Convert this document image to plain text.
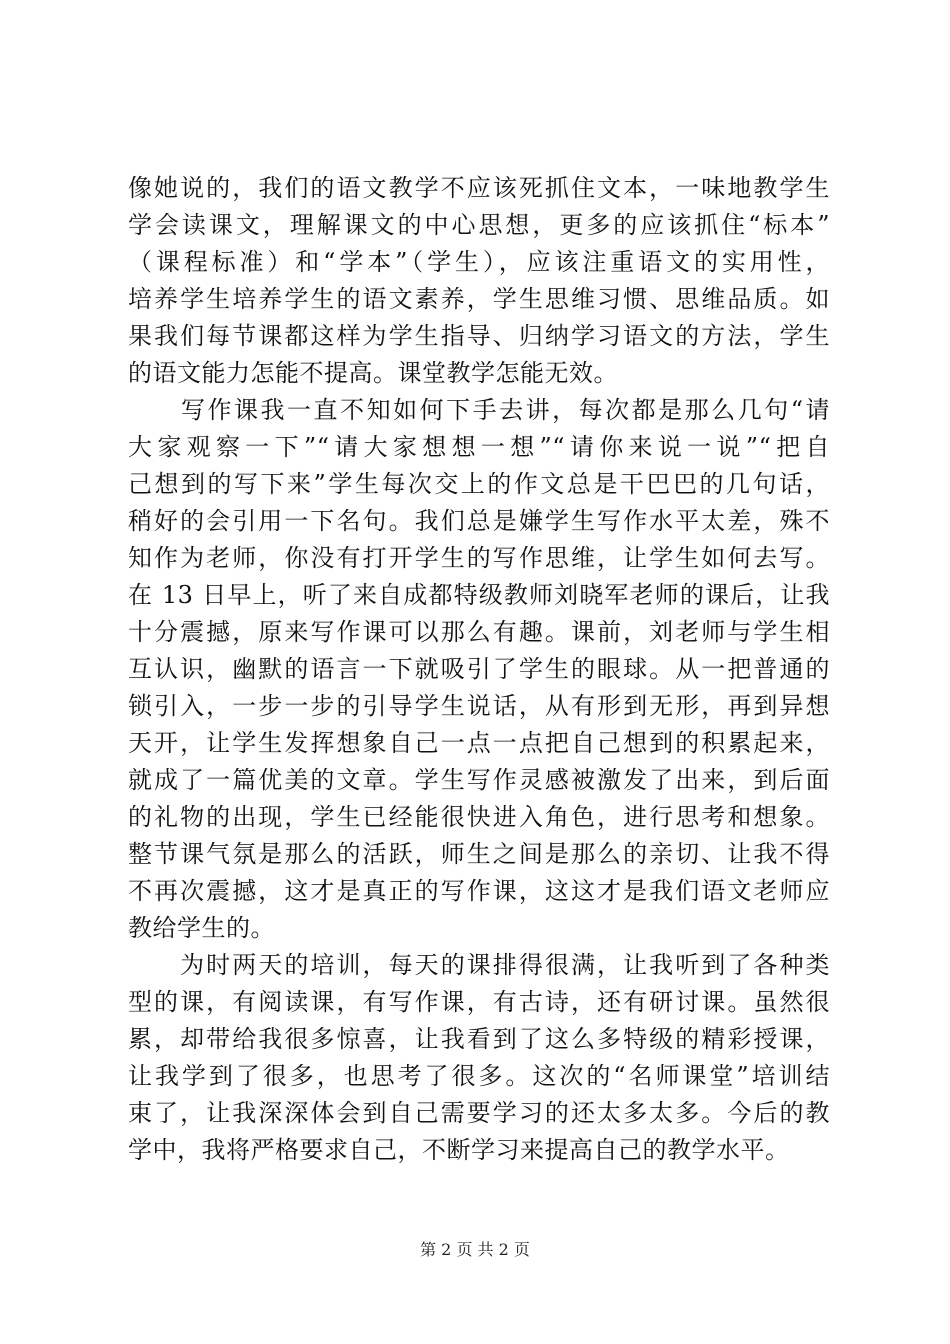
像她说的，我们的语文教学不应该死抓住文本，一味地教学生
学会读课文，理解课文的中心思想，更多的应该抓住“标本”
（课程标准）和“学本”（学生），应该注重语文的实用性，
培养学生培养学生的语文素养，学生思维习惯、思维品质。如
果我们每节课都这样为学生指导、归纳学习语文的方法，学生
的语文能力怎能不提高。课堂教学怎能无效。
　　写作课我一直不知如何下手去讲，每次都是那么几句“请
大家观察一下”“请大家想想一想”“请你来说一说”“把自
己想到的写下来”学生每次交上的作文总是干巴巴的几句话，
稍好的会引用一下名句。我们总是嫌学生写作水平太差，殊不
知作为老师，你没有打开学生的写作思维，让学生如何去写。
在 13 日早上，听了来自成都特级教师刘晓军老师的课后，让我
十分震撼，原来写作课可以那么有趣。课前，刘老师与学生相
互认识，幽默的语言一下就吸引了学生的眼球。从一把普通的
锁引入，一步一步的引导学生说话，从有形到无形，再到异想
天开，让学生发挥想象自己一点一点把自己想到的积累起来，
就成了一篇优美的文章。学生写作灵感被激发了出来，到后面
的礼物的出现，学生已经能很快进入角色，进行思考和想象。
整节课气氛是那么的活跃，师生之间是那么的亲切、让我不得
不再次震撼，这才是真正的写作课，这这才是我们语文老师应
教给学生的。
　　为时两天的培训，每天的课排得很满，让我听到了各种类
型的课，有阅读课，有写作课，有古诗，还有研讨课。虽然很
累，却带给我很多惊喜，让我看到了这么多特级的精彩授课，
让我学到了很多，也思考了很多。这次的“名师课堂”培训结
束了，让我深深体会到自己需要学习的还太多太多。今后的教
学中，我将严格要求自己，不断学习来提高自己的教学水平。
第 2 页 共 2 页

* * *

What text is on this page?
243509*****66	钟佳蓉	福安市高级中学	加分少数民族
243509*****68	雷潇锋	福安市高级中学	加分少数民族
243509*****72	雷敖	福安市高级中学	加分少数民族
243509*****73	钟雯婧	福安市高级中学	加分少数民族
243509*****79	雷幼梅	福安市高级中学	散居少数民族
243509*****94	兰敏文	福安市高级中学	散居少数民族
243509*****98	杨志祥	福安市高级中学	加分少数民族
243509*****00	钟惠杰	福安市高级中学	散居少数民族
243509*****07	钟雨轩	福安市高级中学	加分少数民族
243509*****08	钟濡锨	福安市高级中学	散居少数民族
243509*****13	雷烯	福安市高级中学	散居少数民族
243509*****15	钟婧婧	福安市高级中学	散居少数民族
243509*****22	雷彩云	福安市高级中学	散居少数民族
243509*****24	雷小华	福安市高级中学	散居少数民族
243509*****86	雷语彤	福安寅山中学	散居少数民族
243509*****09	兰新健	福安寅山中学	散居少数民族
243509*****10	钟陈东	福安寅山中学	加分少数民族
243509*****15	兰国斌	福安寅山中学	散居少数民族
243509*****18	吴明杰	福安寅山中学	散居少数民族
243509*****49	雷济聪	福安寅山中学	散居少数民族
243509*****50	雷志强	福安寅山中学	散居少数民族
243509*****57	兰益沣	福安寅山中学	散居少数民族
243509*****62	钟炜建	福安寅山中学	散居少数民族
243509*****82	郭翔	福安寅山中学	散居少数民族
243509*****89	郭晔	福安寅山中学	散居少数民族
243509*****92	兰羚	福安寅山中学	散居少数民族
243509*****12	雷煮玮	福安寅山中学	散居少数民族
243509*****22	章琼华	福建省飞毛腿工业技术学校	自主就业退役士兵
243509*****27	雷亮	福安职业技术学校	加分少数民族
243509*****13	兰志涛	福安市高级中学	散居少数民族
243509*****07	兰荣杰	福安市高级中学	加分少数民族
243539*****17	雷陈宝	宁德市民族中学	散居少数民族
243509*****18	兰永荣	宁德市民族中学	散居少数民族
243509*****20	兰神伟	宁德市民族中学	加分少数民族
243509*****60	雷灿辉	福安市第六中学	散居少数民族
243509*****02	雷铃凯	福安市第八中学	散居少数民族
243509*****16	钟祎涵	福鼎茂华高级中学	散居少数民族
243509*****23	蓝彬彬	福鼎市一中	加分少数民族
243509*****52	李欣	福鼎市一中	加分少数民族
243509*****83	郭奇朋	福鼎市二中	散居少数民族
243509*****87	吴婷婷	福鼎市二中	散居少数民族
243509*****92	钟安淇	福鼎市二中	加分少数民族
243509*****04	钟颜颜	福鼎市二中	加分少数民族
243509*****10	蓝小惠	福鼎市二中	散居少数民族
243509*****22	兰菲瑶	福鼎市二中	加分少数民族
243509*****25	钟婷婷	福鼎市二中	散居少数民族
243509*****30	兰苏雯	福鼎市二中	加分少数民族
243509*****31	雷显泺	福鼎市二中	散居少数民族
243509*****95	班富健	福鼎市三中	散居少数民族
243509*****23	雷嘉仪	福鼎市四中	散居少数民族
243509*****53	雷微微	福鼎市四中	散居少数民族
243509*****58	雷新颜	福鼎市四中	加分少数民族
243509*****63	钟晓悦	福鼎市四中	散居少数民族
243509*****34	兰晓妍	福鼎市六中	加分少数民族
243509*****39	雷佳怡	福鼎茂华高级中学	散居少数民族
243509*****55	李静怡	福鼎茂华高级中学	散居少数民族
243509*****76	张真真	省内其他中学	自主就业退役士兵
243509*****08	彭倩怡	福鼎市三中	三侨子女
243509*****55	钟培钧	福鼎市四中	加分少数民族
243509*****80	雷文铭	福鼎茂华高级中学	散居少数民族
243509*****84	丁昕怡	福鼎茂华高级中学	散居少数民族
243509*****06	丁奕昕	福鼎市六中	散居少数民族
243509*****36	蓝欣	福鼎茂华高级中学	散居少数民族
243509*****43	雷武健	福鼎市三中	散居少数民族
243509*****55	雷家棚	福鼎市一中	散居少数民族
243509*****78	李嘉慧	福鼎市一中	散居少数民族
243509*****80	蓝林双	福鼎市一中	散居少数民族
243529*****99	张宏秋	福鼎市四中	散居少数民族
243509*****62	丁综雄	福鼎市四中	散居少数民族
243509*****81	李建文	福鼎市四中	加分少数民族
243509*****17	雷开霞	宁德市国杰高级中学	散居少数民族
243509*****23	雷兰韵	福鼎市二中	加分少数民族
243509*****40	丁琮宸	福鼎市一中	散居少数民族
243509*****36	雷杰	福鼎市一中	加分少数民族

* **AIM OF THE TASK**
From the data above, count the lines where "福鼎市一中" occurs and give that figure and nothing else.

* **RESPONSE TO THE TASK**
7